DATA TO USE:
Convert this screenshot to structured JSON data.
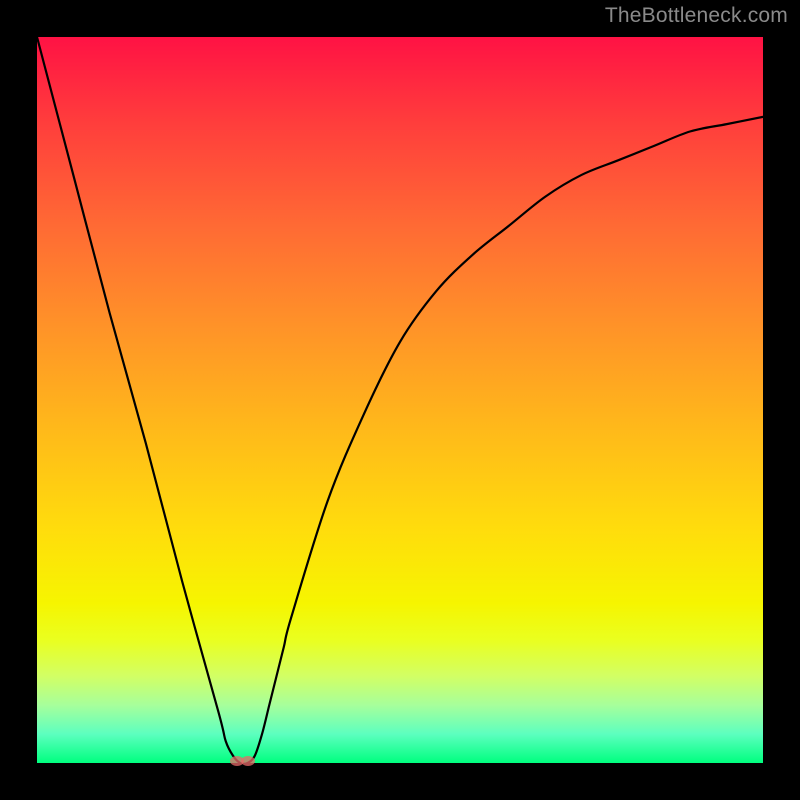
{
  "watermark": "TheBottleneck.com",
  "chart_data": {
    "type": "line",
    "title": "",
    "xlabel": "",
    "ylabel": "",
    "xlim": [
      0,
      100
    ],
    "ylim": [
      0,
      100
    ],
    "grid": false,
    "legend": false,
    "series": [
      {
        "name": "bottleneck-curve",
        "x": [
          0,
          5,
          10,
          15,
          20,
          25,
          26,
          27,
          28,
          29,
          30,
          31,
          32,
          33,
          34,
          35,
          40,
          45,
          50,
          55,
          60,
          65,
          70,
          75,
          80,
          85,
          90,
          95,
          100
        ],
        "y": [
          100,
          81,
          62,
          44,
          25,
          7,
          3,
          1,
          0,
          0,
          1,
          4,
          8,
          12,
          16,
          20,
          36,
          48,
          58,
          65,
          70,
          74,
          78,
          81,
          83,
          85,
          87,
          88,
          89
        ]
      }
    ],
    "markers": [
      {
        "name": "point-a",
        "x": 27.5,
        "y": 0.3
      },
      {
        "name": "point-b",
        "x": 29.0,
        "y": 0.3
      }
    ],
    "gradient_description": "vertical red-to-green, red at top (high bottleneck) to green at bottom (no bottleneck)"
  }
}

TO DO:
Keep the pictures out of your copy, and repeat every entry above exactly.

RESPONSE TO THE EXERCISE:
Convert this screenshot to structured JSON data.
{
  "watermark": "TheBottleneck.com",
  "chart_data": {
    "type": "line",
    "title": "",
    "xlabel": "",
    "ylabel": "",
    "xlim": [
      0,
      100
    ],
    "ylim": [
      0,
      100
    ],
    "grid": false,
    "legend": false,
    "series": [
      {
        "name": "bottleneck-curve",
        "x": [
          0,
          5,
          10,
          15,
          20,
          25,
          26,
          27,
          28,
          29,
          30,
          31,
          32,
          33,
          34,
          35,
          40,
          45,
          50,
          55,
          60,
          65,
          70,
          75,
          80,
          85,
          90,
          95,
          100
        ],
        "y": [
          100,
          81,
          62,
          44,
          25,
          7,
          3,
          1,
          0,
          0,
          1,
          4,
          8,
          12,
          16,
          20,
          36,
          48,
          58,
          65,
          70,
          74,
          78,
          81,
          83,
          85,
          87,
          88,
          89
        ]
      }
    ],
    "markers": [
      {
        "name": "point-a",
        "x": 27.5,
        "y": 0.3
      },
      {
        "name": "point-b",
        "x": 29.0,
        "y": 0.3
      }
    ],
    "gradient_description": "vertical red-to-green, red at top (high bottleneck) to green at bottom (no bottleneck)"
  }
}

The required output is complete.